**Task prompt**. Spot each line in the records below where the word "library" occurs, then copy it.

--- Start of Supplied records ---

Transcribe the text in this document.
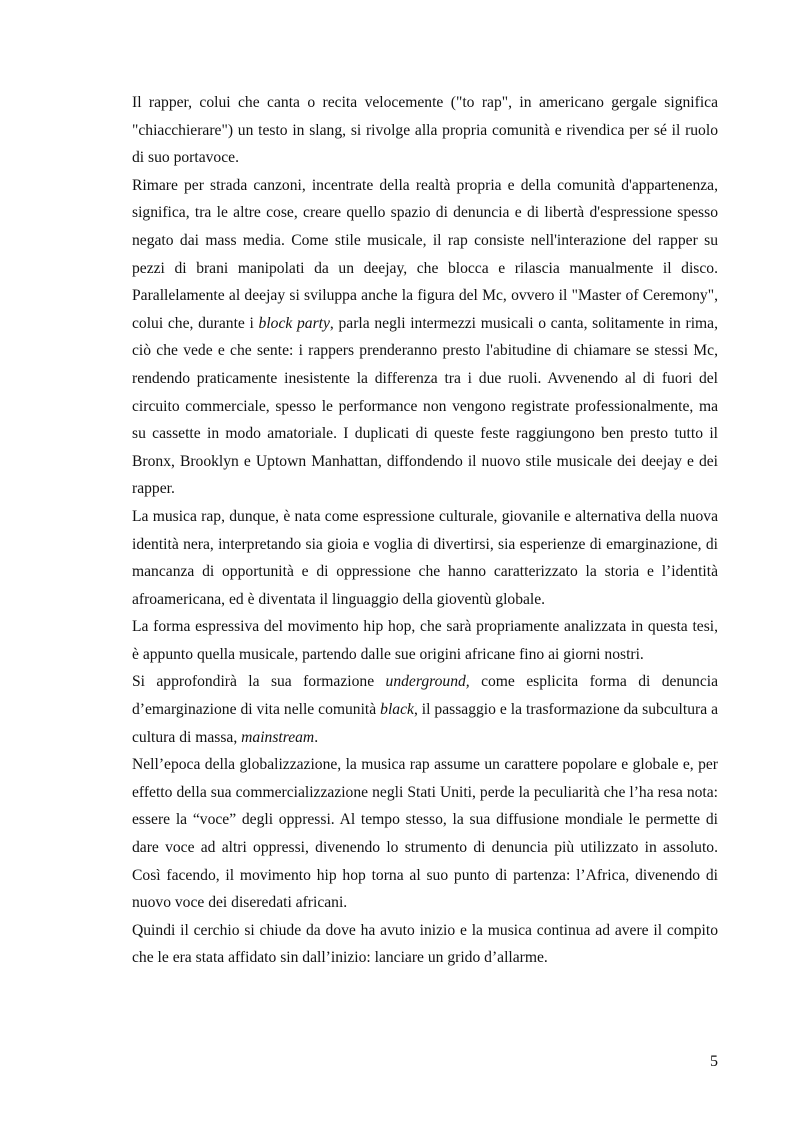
Il rapper, colui che canta o recita velocemente ("to rap", in americano gergale significa "chiacchierare") un testo in slang, si rivolge alla propria comunità e rivendica per sé il ruolo di suo portavoce.

Rimare per strada canzoni, incentrate della realtà propria e della comunità d'appartenenza, significa, tra le altre cose, creare quello spazio di denuncia e di libertà d'espressione spesso negato dai mass media. Come stile musicale, il rap consiste nell'interazione del rapper su pezzi di brani manipolati da un deejay, che blocca e rilascia manualmente il disco. Parallelamente al deejay si sviluppa anche la figura del Mc, ovvero il "Master of Ceremony", colui che, durante i block party, parla negli intermezzi musicali o canta, solitamente in rima, ciò che vede e che sente: i rappers prenderanno presto l'abitudine di chiamare se stessi Mc, rendendo praticamente inesistente la differenza tra i due ruoli. Avvenendo al di fuori del circuito commerciale, spesso le performance non vengono registrate professionalmente, ma su cassette in modo amatoriale. I duplicati di queste feste raggiungono ben presto tutto il Bronx, Brooklyn e Uptown Manhattan, diffondendo il nuovo stile musicale dei deejay e dei rapper.

La musica rap, dunque, è nata come espressione culturale, giovanile e alternativa della nuova identità nera, interpretando sia gioia e voglia di divertirsi, sia esperienze di emarginazione, di mancanza di opportunità e di oppressione che hanno caratterizzato la storia e l’identità afroamericana, ed è diventata il linguaggio della gioventù globale.

La forma espressiva del movimento hip hop, che sarà propriamente analizzata in questa tesi, è appunto quella musicale, partendo dalle sue origini africane fino ai giorni nostri.

Si approfondirà la sua formazione underground, come esplicita forma di denuncia d’emarginazione di vita nelle comunità black, il passaggio e la trasformazione da subcultura a cultura di massa, mainstream.

Nell’epoca della globalizzazione, la musica rap assume un carattere popolare e globale e, per effetto della sua commercializzazione negli Stati Uniti, perde la peculiarità che l’ha resa nota: essere la “voce” degli oppressi. Al tempo stesso, la sua diffusione mondiale le permette di dare voce ad altri oppressi, divenendo lo strumento di denuncia più utilizzato in assoluto. Così facendo, il movimento hip hop torna al suo punto di partenza: l’Africa, divenendo di nuovo voce dei diseredati africani.

Quindi il cerchio si chiude da dove ha avuto inizio e la musica continua ad avere il compito che le era stata affidato sin dall’inizio: lanciare un grido d’allarme.

5
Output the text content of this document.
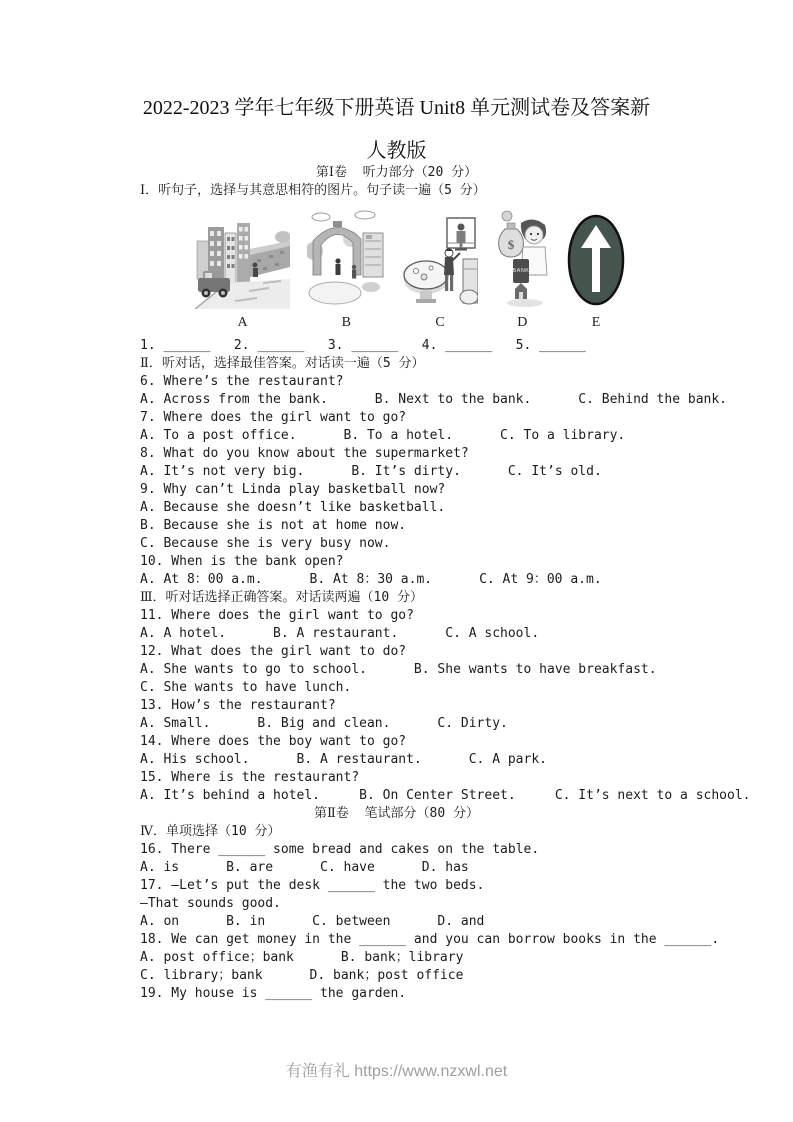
2022-2023 学年七年级下册英语 Unit8 单元测试卷及答案新
人教版
第Ⅰ卷  听力部分（20 分）
Ⅰ．听句子，选择与其意思相符的图片。句子读一遍（5 分）
$
BANK
A	B	C	D	E
1. ______   2. ______   3. ______   4. ______   5. ______
Ⅱ．听对话，选择最佳答案。对话读一遍（5 分）
6. Where’s the restaurant?
A. Across from the bank.      B. Next to the bank.      C. Behind the bank.
7. Where does the girl want to go?
A. To a post office.      B. To a hotel.      C. To a library.
8. What do you know about the supermarket?
A. It’s not very big.      B. It’s dirty.      C. It’s old.
9. Why can’t Linda play basketball now?
A. Because she doesn’t like basketball.
B. Because she is not at home now.
C. Because she is very busy now.
10. When is the bank open?
A. At 8：00 a.m.      B. At 8：30 a.m.      C. At 9：00 a.m.
Ⅲ．听对话选择正确答案。对话读两遍（10 分）
11. Where does the girl want to go?
A. A hotel.      B. A restaurant.      C. A school.
12. What does the girl want to do?
A. She wants to go to school.      B. She wants to have breakfast.
C. She wants to have lunch.
13. How’s the restaurant?
A. Small.      B. Big and clean.      C. Dirty.
14. Where does the boy want to go?
A. His school.      B. A restaurant.      C. A park.
15. Where is the restaurant?
A. It’s behind a hotel.     B. On Center Street.     C. It’s next to a school.
第Ⅱ卷  笔试部分（80 分）
Ⅳ．单项选择（10 分）
16. There ______ some bread and cakes on the table.
A. is      B. are      C. have      D. has
17. —Let’s put the desk ______ the two beds.
—That sounds good.
A. on      B. in      C. between      D. and
18. We can get money in the ______ and you can borrow books in the ______.
A. post office；bank      B. bank；library
C. library；bank      D. bank；post office
19. My house is ______ the garden.
有渔有礼 https://www.nzxwl.net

--- End of Supplied records ---

**Output for this exercise**.
A. To a post office.      B. To a hotel.      C. To a library.
A. post office；bank      B. bank；library
C. library；bank      D. bank；post office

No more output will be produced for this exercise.